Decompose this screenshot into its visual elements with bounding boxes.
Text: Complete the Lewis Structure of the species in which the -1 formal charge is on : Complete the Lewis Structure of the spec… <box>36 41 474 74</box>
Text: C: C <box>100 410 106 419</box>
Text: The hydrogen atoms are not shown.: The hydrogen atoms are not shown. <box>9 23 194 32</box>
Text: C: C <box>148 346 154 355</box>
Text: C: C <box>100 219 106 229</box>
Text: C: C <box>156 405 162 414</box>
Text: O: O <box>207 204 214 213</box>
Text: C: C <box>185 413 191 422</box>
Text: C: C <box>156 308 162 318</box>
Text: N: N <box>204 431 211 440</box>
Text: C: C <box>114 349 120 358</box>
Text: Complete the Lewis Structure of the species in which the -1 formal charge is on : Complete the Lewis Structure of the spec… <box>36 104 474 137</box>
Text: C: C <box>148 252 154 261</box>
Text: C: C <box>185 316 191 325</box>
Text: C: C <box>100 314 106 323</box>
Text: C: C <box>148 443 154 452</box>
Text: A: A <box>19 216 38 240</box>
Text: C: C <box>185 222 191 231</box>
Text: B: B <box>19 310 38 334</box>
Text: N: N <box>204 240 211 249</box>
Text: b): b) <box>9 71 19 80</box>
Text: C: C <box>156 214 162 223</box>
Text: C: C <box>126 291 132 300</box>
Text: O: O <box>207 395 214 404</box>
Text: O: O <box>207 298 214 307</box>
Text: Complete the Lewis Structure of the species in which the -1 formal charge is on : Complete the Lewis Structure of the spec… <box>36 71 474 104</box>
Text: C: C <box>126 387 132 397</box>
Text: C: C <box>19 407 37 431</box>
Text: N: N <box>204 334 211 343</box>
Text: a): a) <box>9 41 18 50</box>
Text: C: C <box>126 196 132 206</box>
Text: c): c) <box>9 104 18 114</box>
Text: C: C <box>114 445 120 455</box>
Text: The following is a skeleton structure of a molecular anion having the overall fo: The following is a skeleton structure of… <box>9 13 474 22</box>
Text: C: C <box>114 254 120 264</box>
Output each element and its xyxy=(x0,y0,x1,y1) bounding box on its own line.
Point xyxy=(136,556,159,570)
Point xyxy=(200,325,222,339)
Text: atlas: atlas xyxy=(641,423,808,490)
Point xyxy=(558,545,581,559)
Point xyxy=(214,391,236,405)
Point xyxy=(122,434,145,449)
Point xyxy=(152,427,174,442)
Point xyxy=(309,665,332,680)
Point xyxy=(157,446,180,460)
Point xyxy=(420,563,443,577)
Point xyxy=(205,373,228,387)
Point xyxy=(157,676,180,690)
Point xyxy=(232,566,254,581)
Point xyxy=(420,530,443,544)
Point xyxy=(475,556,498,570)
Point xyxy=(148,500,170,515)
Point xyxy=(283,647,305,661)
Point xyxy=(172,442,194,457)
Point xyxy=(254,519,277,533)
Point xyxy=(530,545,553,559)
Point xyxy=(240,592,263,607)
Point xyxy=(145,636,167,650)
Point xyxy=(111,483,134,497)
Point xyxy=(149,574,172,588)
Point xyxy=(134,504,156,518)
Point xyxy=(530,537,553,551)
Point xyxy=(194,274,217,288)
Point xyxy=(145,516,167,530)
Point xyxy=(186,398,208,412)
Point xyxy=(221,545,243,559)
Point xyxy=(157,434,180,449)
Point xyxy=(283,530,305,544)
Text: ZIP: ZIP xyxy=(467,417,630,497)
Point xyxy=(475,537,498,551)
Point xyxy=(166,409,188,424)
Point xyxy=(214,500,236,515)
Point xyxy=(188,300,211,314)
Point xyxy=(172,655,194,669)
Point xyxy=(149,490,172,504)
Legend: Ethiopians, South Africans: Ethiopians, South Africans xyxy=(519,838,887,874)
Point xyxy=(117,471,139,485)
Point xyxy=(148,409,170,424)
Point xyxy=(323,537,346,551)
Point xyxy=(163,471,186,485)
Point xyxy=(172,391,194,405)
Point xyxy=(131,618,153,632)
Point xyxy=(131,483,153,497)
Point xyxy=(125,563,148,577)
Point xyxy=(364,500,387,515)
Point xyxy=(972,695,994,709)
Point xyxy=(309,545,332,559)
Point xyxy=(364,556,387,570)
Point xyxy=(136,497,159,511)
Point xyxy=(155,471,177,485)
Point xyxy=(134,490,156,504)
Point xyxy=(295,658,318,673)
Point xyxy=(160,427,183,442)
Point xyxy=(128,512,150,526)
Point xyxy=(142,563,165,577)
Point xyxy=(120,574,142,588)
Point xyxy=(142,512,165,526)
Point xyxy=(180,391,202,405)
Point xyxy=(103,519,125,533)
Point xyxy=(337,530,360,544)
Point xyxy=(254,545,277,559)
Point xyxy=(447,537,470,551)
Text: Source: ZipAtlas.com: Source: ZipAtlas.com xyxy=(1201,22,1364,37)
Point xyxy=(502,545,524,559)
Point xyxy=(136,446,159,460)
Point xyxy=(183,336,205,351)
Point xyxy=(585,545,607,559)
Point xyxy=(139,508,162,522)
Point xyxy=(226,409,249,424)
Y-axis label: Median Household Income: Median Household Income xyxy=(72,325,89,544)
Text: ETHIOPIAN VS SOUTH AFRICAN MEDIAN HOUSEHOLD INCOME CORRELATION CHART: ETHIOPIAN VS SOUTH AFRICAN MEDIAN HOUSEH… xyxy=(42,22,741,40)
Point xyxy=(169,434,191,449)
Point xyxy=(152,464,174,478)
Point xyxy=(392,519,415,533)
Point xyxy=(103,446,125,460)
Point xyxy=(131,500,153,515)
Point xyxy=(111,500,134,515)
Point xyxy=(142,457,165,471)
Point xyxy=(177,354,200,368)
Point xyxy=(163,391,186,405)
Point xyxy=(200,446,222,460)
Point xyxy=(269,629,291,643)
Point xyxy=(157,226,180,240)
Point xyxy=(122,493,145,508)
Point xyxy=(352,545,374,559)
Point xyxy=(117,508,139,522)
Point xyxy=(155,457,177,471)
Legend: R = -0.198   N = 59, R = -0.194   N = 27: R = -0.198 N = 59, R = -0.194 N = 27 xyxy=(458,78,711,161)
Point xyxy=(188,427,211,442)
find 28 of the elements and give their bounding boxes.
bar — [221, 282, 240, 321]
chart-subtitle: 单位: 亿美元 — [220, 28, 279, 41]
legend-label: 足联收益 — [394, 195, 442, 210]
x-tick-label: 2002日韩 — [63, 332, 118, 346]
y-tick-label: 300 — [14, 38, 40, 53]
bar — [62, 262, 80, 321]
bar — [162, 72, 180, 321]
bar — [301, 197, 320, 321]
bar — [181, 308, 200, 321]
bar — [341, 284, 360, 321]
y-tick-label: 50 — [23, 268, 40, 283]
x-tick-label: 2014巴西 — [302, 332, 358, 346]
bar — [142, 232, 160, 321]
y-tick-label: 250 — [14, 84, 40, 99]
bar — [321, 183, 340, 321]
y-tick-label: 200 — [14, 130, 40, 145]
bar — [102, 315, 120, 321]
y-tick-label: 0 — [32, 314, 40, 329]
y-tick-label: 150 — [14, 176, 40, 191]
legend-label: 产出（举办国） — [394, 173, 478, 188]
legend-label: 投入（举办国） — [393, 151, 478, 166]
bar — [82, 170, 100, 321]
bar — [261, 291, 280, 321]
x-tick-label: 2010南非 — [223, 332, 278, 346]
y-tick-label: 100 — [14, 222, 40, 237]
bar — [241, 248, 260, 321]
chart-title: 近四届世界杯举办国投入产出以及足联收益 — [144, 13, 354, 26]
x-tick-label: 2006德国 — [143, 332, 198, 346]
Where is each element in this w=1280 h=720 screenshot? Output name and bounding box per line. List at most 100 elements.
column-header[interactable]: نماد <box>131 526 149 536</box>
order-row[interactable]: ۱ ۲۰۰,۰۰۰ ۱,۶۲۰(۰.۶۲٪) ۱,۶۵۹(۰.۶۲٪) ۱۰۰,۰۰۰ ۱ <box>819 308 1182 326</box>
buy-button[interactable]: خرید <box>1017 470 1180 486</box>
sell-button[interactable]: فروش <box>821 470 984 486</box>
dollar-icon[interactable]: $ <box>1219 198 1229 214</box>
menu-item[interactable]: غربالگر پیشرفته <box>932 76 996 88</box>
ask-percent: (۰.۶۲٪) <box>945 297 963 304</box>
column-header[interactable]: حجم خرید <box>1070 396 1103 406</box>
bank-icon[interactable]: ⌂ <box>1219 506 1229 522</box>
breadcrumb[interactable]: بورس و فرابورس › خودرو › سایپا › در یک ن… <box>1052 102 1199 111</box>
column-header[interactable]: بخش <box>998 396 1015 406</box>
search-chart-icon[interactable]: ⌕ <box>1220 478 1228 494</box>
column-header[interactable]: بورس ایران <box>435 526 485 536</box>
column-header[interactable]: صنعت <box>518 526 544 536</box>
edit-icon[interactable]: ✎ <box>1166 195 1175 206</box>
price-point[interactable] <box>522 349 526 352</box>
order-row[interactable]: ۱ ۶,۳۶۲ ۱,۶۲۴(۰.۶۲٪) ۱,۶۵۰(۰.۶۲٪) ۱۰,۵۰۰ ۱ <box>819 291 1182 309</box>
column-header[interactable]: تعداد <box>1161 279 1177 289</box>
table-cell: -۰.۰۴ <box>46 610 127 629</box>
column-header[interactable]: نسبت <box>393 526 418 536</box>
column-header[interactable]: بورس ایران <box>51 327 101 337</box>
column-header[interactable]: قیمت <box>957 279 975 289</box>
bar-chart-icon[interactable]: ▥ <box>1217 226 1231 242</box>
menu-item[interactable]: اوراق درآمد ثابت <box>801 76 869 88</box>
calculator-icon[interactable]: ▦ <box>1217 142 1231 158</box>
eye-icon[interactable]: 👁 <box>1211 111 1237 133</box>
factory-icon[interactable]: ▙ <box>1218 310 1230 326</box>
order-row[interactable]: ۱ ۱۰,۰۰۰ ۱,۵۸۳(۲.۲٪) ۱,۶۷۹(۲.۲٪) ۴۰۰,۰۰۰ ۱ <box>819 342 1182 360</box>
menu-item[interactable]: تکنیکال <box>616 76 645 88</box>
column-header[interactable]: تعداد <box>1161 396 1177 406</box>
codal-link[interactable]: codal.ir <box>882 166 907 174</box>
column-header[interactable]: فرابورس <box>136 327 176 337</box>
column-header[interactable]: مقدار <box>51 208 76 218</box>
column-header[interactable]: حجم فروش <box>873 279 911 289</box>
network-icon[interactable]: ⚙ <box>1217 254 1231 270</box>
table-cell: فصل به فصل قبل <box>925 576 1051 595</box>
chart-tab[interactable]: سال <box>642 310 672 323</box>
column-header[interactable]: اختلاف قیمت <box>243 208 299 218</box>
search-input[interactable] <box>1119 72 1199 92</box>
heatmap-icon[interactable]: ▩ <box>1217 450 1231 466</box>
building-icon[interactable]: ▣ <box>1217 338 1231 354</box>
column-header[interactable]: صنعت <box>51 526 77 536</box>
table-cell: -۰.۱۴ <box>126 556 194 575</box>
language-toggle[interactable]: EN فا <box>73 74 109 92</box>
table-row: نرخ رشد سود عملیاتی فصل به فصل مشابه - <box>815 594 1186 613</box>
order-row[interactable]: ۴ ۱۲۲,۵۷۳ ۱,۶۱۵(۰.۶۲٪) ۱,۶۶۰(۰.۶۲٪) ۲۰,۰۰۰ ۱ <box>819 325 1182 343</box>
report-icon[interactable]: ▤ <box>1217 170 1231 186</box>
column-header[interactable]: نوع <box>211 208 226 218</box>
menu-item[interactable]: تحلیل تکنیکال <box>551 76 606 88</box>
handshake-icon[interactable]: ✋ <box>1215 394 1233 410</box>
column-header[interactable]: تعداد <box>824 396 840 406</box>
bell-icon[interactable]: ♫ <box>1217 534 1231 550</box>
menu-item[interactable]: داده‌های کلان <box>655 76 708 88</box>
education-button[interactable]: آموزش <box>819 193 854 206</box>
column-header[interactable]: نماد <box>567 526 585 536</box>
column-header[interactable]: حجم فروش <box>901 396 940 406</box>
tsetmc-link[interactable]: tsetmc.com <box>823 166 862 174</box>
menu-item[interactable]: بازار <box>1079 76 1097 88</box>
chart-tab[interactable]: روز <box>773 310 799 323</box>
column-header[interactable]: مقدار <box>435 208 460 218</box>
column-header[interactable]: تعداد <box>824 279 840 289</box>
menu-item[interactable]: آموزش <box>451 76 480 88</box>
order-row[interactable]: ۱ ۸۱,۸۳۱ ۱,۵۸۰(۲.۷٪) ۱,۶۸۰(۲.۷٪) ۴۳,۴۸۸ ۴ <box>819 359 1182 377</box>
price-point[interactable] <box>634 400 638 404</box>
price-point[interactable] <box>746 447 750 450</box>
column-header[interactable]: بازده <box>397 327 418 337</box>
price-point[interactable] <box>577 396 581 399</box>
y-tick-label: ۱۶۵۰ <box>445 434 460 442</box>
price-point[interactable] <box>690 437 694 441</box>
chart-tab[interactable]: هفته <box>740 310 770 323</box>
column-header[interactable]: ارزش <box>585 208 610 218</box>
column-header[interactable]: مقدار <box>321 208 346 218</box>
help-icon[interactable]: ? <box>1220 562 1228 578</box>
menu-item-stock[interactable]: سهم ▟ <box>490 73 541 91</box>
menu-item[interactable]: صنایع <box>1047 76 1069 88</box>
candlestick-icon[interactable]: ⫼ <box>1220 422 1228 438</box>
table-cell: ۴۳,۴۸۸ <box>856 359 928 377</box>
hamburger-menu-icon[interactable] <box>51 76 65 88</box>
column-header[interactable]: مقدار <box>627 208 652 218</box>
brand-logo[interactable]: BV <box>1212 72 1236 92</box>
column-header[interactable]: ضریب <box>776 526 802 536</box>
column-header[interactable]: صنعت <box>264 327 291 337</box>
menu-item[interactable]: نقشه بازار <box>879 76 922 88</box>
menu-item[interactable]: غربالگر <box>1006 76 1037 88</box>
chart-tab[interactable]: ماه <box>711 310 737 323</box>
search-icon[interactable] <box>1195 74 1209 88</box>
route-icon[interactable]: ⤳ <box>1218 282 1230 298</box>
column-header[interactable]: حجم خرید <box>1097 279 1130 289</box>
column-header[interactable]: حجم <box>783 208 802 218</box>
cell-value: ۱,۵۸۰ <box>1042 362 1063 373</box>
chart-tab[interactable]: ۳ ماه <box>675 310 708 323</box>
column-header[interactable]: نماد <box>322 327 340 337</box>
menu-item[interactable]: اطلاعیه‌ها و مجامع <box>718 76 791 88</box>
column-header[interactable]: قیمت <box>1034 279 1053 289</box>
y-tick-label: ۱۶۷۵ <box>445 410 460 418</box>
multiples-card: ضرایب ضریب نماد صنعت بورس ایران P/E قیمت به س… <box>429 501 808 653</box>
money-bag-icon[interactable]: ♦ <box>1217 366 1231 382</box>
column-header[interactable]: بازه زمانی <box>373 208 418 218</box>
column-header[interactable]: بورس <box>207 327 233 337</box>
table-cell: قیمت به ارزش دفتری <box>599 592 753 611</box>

....

▶ _PROBLEM DESCRIPTION_: Collect every line of the records that contains the string "بازار", treating uppercase and lowercase as distinct.

▶ _WRITTEN RESPONSE_:
menu-item[interactable]: بازار <box>1079 76 1097 88</box>
menu-item[interactable]: نقشه بازار <box>879 76 922 88</box>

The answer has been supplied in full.